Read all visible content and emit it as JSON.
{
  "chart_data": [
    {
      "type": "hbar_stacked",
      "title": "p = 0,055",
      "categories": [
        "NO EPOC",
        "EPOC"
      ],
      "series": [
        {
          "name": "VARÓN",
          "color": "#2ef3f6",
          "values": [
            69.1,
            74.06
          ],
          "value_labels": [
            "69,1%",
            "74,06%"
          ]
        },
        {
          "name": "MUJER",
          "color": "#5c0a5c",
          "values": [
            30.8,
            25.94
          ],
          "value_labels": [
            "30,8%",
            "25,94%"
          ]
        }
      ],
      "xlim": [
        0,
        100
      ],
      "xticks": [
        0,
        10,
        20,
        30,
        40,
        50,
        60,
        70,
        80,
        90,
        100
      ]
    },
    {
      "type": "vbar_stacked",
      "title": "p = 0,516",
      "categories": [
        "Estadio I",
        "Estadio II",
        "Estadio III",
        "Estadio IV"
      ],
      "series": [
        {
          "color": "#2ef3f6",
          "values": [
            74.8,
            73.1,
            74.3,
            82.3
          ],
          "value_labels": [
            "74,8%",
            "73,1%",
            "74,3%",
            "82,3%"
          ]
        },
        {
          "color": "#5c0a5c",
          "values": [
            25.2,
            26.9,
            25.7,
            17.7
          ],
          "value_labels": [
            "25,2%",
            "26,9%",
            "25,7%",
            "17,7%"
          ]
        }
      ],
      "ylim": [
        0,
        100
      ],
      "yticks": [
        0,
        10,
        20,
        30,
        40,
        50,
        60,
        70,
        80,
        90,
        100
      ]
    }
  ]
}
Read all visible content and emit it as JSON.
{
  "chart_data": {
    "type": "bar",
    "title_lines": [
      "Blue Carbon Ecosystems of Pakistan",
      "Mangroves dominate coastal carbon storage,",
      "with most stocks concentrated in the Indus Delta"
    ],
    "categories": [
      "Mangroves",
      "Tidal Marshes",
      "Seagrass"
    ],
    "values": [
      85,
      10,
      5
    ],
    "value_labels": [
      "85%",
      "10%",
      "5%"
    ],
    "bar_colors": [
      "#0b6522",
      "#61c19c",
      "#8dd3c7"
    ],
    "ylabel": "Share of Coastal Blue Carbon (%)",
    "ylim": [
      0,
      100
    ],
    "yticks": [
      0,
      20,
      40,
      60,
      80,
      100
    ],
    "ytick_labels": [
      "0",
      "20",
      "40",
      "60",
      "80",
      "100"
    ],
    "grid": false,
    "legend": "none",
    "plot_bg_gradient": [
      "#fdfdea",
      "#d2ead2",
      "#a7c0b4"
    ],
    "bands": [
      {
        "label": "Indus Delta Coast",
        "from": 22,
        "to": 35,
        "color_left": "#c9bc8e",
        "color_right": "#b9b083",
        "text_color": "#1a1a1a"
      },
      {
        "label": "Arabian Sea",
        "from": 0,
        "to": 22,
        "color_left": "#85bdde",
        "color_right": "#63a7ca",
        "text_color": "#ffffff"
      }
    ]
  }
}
------------------------------------------------------------------------
## GOAL OF THE EXERCISE
Copy out each line in the listing that has the word "type".

## RESPONSE
      "type": "hbar_stacked",
      "type": "vbar_stacked",
    "type": "bar",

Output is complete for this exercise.